-- START DATASET EXTRACT --

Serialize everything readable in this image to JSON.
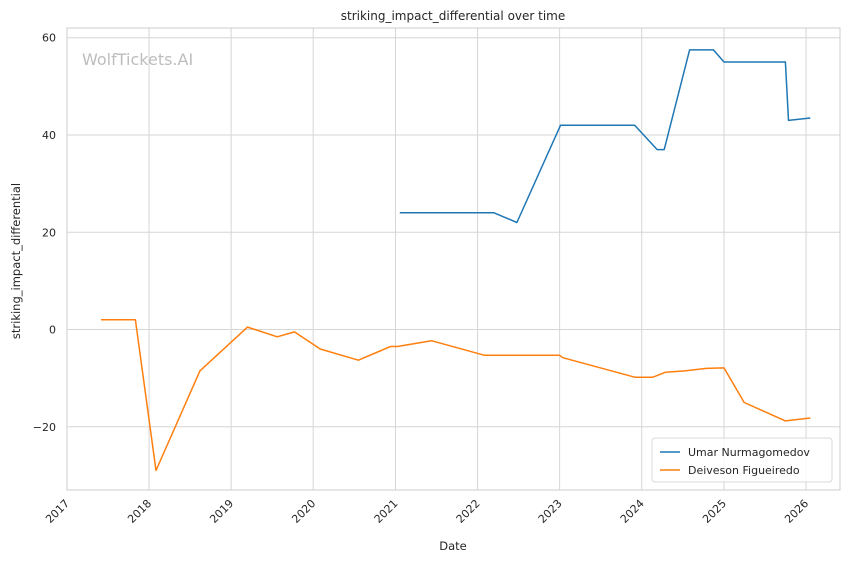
{
  "watermark": "WolfTickets.AI",
  "chart_data": {
    "type": "line",
    "title": "striking_impact_differential over time",
    "xlabel": "Date",
    "ylabel": "striking_impact_differential",
    "xlim": [
      "2017-01-01",
      "2026-06-01"
    ],
    "ylim": [
      -33,
      62
    ],
    "x_ticks": [
      "2017",
      "2018",
      "2019",
      "2020",
      "2021",
      "2022",
      "2023",
      "2024",
      "2025",
      "2026"
    ],
    "y_ticks": [
      -20,
      0,
      20,
      40,
      60
    ],
    "y_tick_labels": [
      "−20",
      "0",
      "20",
      "40",
      "60"
    ],
    "grid": true,
    "legend_position": "bottom-right",
    "series": [
      {
        "name": "Umar Nurmagomedov",
        "color": "#1f77b4",
        "points": [
          [
            "2021-01-20",
            24.0
          ],
          [
            "2022-03-15",
            24.0
          ],
          [
            "2022-06-25",
            22.0
          ],
          [
            "2023-01-05",
            42.0
          ],
          [
            "2023-12-01",
            42.0
          ],
          [
            "2024-03-10",
            37.0
          ],
          [
            "2024-04-10",
            37.0
          ],
          [
            "2024-08-01",
            57.5
          ],
          [
            "2024-11-15",
            57.5
          ],
          [
            "2025-01-01",
            55.0
          ],
          [
            "2025-10-01",
            55.0
          ],
          [
            "2025-10-15",
            43.0
          ],
          [
            "2026-01-20",
            43.5
          ]
        ]
      },
      {
        "name": "Deiveson Figueiredo",
        "color": "#ff7f0e",
        "points": [
          [
            "2017-06-01",
            2.0
          ],
          [
            "2017-11-01",
            2.0
          ],
          [
            "2018-02-01",
            -29.0
          ],
          [
            "2018-08-15",
            -8.5
          ],
          [
            "2019-03-15",
            0.5
          ],
          [
            "2019-07-25",
            -1.5
          ],
          [
            "2019-10-10",
            -0.5
          ],
          [
            "2020-02-01",
            -4.0
          ],
          [
            "2020-07-20",
            -6.3
          ],
          [
            "2020-12-10",
            -3.5
          ],
          [
            "2021-01-10",
            -3.5
          ],
          [
            "2021-06-10",
            -2.3
          ],
          [
            "2022-02-01",
            -5.3
          ],
          [
            "2023-01-01",
            -5.3
          ],
          [
            "2023-01-15",
            -5.8
          ],
          [
            "2023-12-01",
            -9.8
          ],
          [
            "2024-02-20",
            -9.8
          ],
          [
            "2024-04-15",
            -8.8
          ],
          [
            "2024-07-10",
            -8.5
          ],
          [
            "2024-10-15",
            -8.0
          ],
          [
            "2025-01-01",
            -7.9
          ],
          [
            "2025-04-01",
            -15.0
          ],
          [
            "2025-10-01",
            -18.8
          ],
          [
            "2026-01-20",
            -18.2
          ]
        ]
      }
    ]
  }
}
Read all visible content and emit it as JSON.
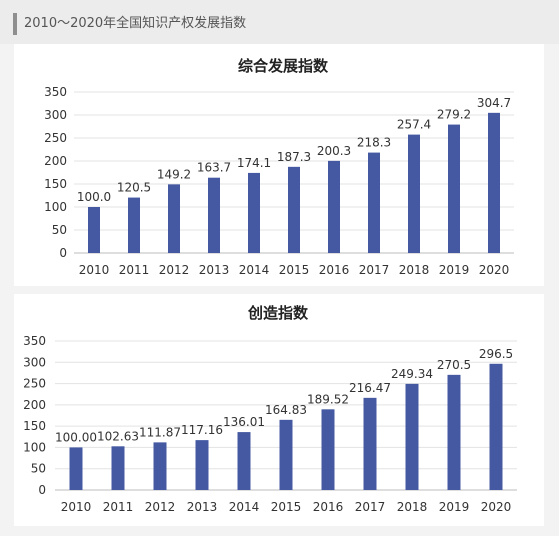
{
  "page": {
    "title": "2010～2020年全国知识产权发展指数"
  },
  "chart_data": [
    {
      "type": "bar",
      "title": "综合发展指数",
      "categories": [
        "2010",
        "2011",
        "2012",
        "2013",
        "2014",
        "2015",
        "2016",
        "2017",
        "2018",
        "2019",
        "2020"
      ],
      "values": [
        100.0,
        120.5,
        149.2,
        163.7,
        174.1,
        187.3,
        200.3,
        218.3,
        257.4,
        279.2,
        304.7
      ],
      "value_labels": [
        "100.0",
        "120.5",
        "149.2",
        "163.7",
        "174.1",
        "187.3",
        "200.3",
        "218.3",
        "257.4",
        "279.2",
        "304.7"
      ],
      "yticks": [
        "0",
        "50",
        "100",
        "150",
        "200",
        "250",
        "300",
        "350"
      ],
      "ylim": [
        0,
        350
      ],
      "grid": true,
      "color": "#4459a2"
    },
    {
      "type": "bar",
      "title": "创造指数",
      "categories": [
        "2010",
        "2011",
        "2012",
        "2013",
        "2014",
        "2015",
        "2016",
        "2017",
        "2018",
        "2019",
        "2020"
      ],
      "values": [
        100.0,
        102.63,
        111.87,
        117.16,
        136.01,
        164.83,
        189.52,
        216.47,
        249.34,
        270.5,
        296.5
      ],
      "value_labels": [
        "100.00",
        "102.63",
        "111.87",
        "117.16",
        "136.01",
        "164.83",
        "189.52",
        "216.47",
        "249.34",
        "270.5",
        "296.5"
      ],
      "yticks": [
        "0",
        "50",
        "100",
        "150",
        "200",
        "250",
        "300",
        "350"
      ],
      "ylim": [
        0,
        350
      ],
      "grid": true,
      "color": "#4459a2"
    }
  ]
}
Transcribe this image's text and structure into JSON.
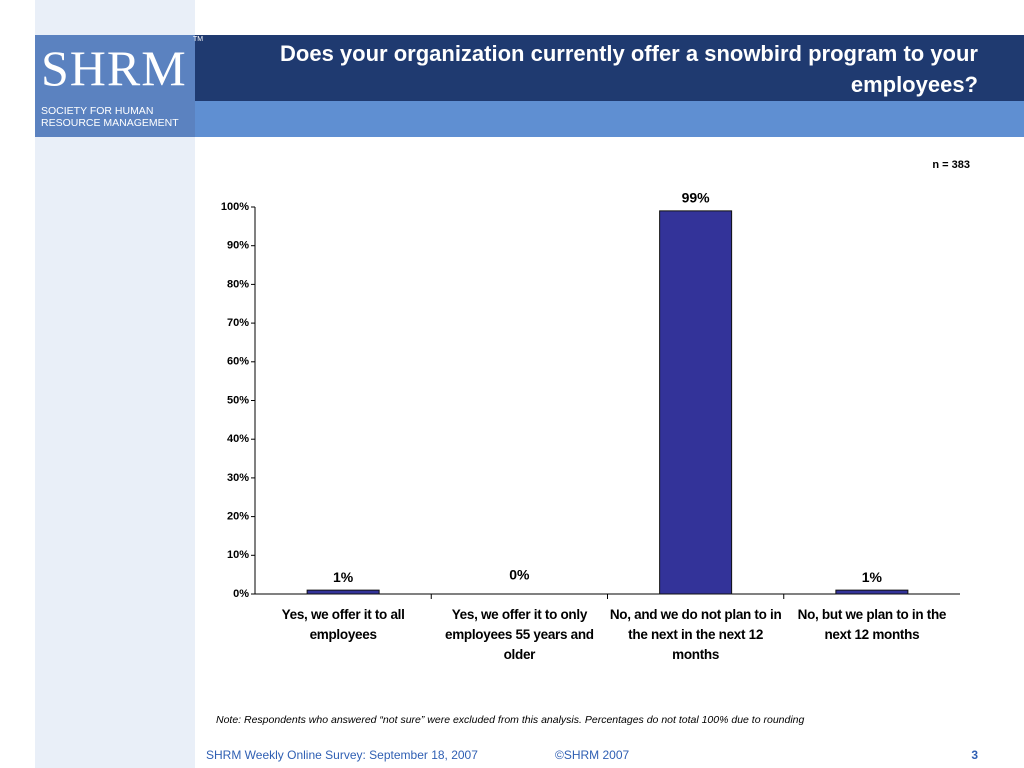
{
  "logo": {
    "mark": "SHRM",
    "tm": "TM",
    "line1": "SOCIETY FOR HUMAN",
    "line2": "RESOURCE MANAGEMENT"
  },
  "chart_data": {
    "type": "bar",
    "title": "Does your organization currently offer a snowbird program to your employees?",
    "subtitle": "n = 383",
    "categories": [
      "Yes, we offer it to all employees",
      "Yes, we offer it to only employees 55 years and older",
      "No, and we do not plan to in the next in the next 12 months",
      "No, but we plan to in the next 12 months"
    ],
    "values": [
      1,
      0,
      99,
      1
    ],
    "value_labels": [
      "1%",
      "0%",
      "99%",
      "1%"
    ],
    "color": "#333399",
    "ylim": [
      0,
      100
    ],
    "yticks": [
      {
        "value": 0,
        "label": "0%"
      },
      {
        "value": 10,
        "label": "10%"
      },
      {
        "value": 20,
        "label": "20%"
      },
      {
        "value": 30,
        "label": "30%"
      },
      {
        "value": 40,
        "label": "40%"
      },
      {
        "value": 50,
        "label": "50%"
      },
      {
        "value": 60,
        "label": "60%"
      },
      {
        "value": 70,
        "label": "70%"
      },
      {
        "value": 80,
        "label": "80%"
      },
      {
        "value": 90,
        "label": "90%"
      },
      {
        "value": 100,
        "label": "100%"
      }
    ],
    "annotation": "Note: Respondents who answered “not sure” were excluded from this analysis. Percentages do not total 100% due to rounding"
  },
  "footer": {
    "source": "SHRM Weekly Online Survey: September 18, 2007",
    "copyright": "©SHRM 2007",
    "page": "3"
  }
}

-- END DATASET EXTRACT --

SET TASK —
Make an exact copy of the data, leaving its pictures out.

ANSWER TO THIS TASK —
Serialize everything readable in this image to JSON.
{
  "watermark": "WolfTickets.AI",
  "chart_data": {
    "type": "line",
    "title": "striking_impact_differential over time",
    "xlabel": "Date",
    "ylabel": "striking_impact_differential",
    "xlim": [
      "2017-01-01",
      "2026-06-01"
    ],
    "ylim": [
      -33,
      62
    ],
    "x_ticks": [
      "2017",
      "2018",
      "2019",
      "2020",
      "2021",
      "2022",
      "2023",
      "2024",
      "2025",
      "2026"
    ],
    "y_ticks": [
      -20,
      0,
      20,
      40,
      60
    ],
    "y_tick_labels": [
      "−20",
      "0",
      "20",
      "40",
      "60"
    ],
    "grid": true,
    "legend_position": "bottom-right",
    "series": [
      {
        "name": "Umar Nurmagomedov",
        "color": "#1f77b4",
        "points": [
          [
            "2021-01-20",
            24.0
          ],
          [
            "2022-03-15",
            24.0
          ],
          [
            "2022-06-25",
            22.0
          ],
          [
            "2023-01-05",
            42.0
          ],
          [
            "2023-12-01",
            42.0
          ],
          [
            "2024-03-10",
            37.0
          ],
          [
            "2024-04-10",
            37.0
          ],
          [
            "2024-08-01",
            57.5
          ],
          [
            "2024-11-15",
            57.5
          ],
          [
            "2025-01-01",
            55.0
          ],
          [
            "2025-10-01",
            55.0
          ],
          [
            "2025-10-15",
            43.0
          ],
          [
            "2026-01-20",
            43.5
          ]
        ]
      },
      {
        "name": "Deiveson Figueiredo",
        "color": "#ff7f0e",
        "points": [
          [
            "2017-06-01",
            2.0
          ],
          [
            "2017-11-01",
            2.0
          ],
          [
            "2018-02-01",
            -29.0
          ],
          [
            "2018-08-15",
            -8.5
          ],
          [
            "2019-03-15",
            0.5
          ],
          [
            "2019-07-25",
            -1.5
          ],
          [
            "2019-10-10",
            -0.5
          ],
          [
            "2020-02-01",
            -4.0
          ],
          [
            "2020-07-20",
            -6.3
          ],
          [
            "2020-12-10",
            -3.5
          ],
          [
            "2021-01-10",
            -3.5
          ],
          [
            "2021-06-10",
            -2.3
          ],
          [
            "2022-02-01",
            -5.3
          ],
          [
            "2023-01-01",
            -5.3
          ],
          [
            "2023-01-15",
            -5.8
          ],
          [
            "2023-12-01",
            -9.8
          ],
          [
            "2024-02-20",
            -9.8
          ],
          [
            "2024-04-15",
            -8.8
          ],
          [
            "2024-07-10",
            -8.5
          ],
          [
            "2024-10-15",
            -8.0
          ],
          [
            "2025-01-01",
            -7.9
          ],
          [
            "2025-04-01",
            -15.0
          ],
          [
            "2025-10-01",
            -18.8
          ],
          [
            "2026-01-20",
            -18.2
          ]
        ]
      }
    ]
  }
}
Read all visible content and emit it as JSON.
{
  "page": {
    "title": "2010～2020年全国知识产权发展指数"
  },
  "chart_data": [
    {
      "type": "bar",
      "title": "综合发展指数",
      "categories": [
        "2010",
        "2011",
        "2012",
        "2013",
        "2014",
        "2015",
        "2016",
        "2017",
        "2018",
        "2019",
        "2020"
      ],
      "values": [
        100.0,
        120.5,
        149.2,
        163.7,
        174.1,
        187.3,
        200.3,
        218.3,
        257.4,
        279.2,
        304.7
      ],
      "value_labels": [
        "100.0",
        "120.5",
        "149.2",
        "163.7",
        "174.1",
        "187.3",
        "200.3",
        "218.3",
        "257.4",
        "279.2",
        "304.7"
      ],
      "yticks": [
        "0",
        "50",
        "100",
        "150",
        "200",
        "250",
        "300",
        "350"
      ],
      "ylim": [
        0,
        350
      ],
      "grid": true,
      "color": "#4459a2"
    },
    {
      "type": "bar",
      "title": "创造指数",
      "categories": [
        "2010",
        "2011",
        "2012",
        "2013",
        "2014",
        "2015",
        "2016",
        "2017",
        "2018",
        "2019",
        "2020"
      ],
      "values": [
        100.0,
        102.63,
        111.87,
        117.16,
        136.01,
        164.83,
        189.52,
        216.47,
        249.34,
        270.5,
        296.5
      ],
      "value_labels": [
        "100.00",
        "102.63",
        "111.87",
        "117.16",
        "136.01",
        "164.83",
        "189.52",
        "216.47",
        "249.34",
        "270.5",
        "296.5"
      ],
      "yticks": [
        "0",
        "50",
        "100",
        "150",
        "200",
        "250",
        "300",
        "350"
      ],
      "ylim": [
        0,
        350
      ],
      "grid": true,
      "color": "#4459a2"
    }
  ]
}
Transcribe this image's text and structure into JSON.
{
  "logo": {
    "mark": "SHRM",
    "tm": "TM",
    "line1": "SOCIETY FOR HUMAN",
    "line2": "RESOURCE MANAGEMENT"
  },
  "chart_data": {
    "type": "bar",
    "title": "Does your organization currently offer a snowbird program to your employees?",
    "subtitle": "n = 383",
    "categories": [
      "Yes, we offer it to all employees",
      "Yes, we offer it to only employees 55 years and older",
      "No, and we do not plan to in the next in the next 12 months",
      "No, but we plan to in the next 12 months"
    ],
    "values": [
      1,
      0,
      99,
      1
    ],
    "value_labels": [
      "1%",
      "0%",
      "99%",
      "1%"
    ],
    "color": "#333399",
    "ylim": [
      0,
      100
    ],
    "yticks": [
      {
        "value": 0,
        "label": "0%"
      },
      {
        "value": 10,
        "label": "10%"
      },
      {
        "value": 20,
        "label": "20%"
      },
      {
        "value": 30,
        "label": "30%"
      },
      {
        "value": 40,
        "label": "40%"
      },
      {
        "value": 50,
        "label": "50%"
      },
      {
        "value": 60,
        "label": "60%"
      },
      {
        "value": 70,
        "label": "70%"
      },
      {
        "value": 80,
        "label": "80%"
      },
      {
        "value": 90,
        "label": "90%"
      },
      {
        "value": 100,
        "label": "100%"
      }
    ],
    "annotation": "Note: Respondents who answered “not sure” were excluded from this analysis. Percentages do not total 100% due to rounding"
  },
  "footer": {
    "source": "SHRM Weekly Online Survey: September 18, 2007",
    "copyright": "©SHRM 2007",
    "page": "3"
  }
}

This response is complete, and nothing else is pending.